--- START OF The records ---

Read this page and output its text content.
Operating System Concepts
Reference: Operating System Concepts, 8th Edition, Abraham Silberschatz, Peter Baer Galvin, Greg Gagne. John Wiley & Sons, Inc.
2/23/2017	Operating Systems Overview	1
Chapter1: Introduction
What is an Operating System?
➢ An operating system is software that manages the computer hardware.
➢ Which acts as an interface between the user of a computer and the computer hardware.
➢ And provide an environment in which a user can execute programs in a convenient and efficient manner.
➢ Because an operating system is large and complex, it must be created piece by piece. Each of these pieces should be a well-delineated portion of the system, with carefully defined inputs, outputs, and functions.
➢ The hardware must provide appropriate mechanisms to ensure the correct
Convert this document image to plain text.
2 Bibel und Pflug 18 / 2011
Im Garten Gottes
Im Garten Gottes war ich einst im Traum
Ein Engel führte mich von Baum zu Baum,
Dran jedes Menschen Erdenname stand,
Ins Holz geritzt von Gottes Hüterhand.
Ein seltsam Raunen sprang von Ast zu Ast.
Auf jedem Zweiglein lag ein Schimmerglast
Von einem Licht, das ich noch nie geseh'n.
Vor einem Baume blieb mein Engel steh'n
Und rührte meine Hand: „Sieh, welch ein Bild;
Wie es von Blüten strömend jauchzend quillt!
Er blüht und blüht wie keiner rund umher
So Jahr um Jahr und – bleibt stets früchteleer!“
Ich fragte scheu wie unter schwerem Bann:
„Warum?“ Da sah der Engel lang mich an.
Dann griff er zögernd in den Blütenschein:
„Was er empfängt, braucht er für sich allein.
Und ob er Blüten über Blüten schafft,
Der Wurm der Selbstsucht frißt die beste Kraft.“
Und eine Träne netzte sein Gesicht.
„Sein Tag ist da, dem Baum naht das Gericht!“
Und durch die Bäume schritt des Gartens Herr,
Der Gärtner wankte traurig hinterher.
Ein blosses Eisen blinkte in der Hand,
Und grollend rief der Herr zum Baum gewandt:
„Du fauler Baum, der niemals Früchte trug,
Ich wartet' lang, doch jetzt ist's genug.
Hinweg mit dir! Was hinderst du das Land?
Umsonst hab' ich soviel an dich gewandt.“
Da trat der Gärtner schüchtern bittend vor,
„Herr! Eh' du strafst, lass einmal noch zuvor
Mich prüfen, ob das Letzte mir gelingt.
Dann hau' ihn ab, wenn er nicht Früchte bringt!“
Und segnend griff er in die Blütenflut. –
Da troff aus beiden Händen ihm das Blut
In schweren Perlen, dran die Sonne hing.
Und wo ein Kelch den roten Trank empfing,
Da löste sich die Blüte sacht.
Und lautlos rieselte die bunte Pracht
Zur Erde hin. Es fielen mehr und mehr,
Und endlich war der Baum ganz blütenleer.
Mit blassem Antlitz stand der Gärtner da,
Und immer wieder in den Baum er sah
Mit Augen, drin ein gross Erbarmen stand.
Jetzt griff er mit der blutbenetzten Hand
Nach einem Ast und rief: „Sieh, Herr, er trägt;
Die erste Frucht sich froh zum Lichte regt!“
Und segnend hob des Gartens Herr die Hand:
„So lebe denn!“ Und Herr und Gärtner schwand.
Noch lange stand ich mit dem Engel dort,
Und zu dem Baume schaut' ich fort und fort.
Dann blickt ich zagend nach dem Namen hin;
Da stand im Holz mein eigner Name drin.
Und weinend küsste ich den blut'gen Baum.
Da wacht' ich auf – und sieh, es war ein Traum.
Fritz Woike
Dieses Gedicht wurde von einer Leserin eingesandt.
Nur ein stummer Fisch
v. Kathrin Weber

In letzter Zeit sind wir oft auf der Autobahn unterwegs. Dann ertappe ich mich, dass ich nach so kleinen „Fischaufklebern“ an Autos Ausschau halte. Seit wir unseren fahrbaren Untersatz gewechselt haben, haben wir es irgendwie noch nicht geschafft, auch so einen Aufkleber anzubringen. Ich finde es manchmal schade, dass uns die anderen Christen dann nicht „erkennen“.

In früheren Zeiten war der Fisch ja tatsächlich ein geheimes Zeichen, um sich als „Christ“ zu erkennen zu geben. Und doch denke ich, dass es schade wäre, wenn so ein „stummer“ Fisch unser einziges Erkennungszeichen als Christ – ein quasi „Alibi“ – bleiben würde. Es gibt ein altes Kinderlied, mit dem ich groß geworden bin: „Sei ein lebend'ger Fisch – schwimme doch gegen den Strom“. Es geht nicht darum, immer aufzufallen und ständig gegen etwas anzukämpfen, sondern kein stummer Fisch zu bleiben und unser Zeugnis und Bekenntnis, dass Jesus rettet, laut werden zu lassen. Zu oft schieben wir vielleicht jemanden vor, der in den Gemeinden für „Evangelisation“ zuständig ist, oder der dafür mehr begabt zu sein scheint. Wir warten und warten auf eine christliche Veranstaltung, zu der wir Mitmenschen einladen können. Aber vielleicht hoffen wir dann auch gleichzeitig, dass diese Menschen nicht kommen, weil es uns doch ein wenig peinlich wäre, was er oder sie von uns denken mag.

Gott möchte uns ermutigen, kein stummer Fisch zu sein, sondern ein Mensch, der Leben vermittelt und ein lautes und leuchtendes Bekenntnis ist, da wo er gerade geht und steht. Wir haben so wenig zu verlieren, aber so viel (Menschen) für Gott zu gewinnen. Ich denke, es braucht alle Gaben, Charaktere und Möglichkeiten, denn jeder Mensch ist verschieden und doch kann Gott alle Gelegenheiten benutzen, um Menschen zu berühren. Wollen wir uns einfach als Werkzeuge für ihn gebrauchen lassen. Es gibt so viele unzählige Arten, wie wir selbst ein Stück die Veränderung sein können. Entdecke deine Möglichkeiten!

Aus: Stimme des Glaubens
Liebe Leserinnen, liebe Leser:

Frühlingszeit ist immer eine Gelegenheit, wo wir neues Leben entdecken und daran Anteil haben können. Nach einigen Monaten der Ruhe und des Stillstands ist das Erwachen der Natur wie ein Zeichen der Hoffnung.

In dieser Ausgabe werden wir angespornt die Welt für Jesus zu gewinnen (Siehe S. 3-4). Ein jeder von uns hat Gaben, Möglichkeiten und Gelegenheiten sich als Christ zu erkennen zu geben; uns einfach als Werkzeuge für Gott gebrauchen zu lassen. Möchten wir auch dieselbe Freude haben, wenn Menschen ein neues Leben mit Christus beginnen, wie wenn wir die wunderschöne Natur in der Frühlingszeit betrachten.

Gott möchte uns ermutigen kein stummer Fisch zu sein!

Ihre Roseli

--- END OF The records ---

**Goal**
Each line in the data that holds the string "rief" should be found and copied.

**Response for this exercise**
Und grollend rief der Herr zum Baum gewandt:
Nach einem Ast und rief: „Sieh, Herr, er trägt;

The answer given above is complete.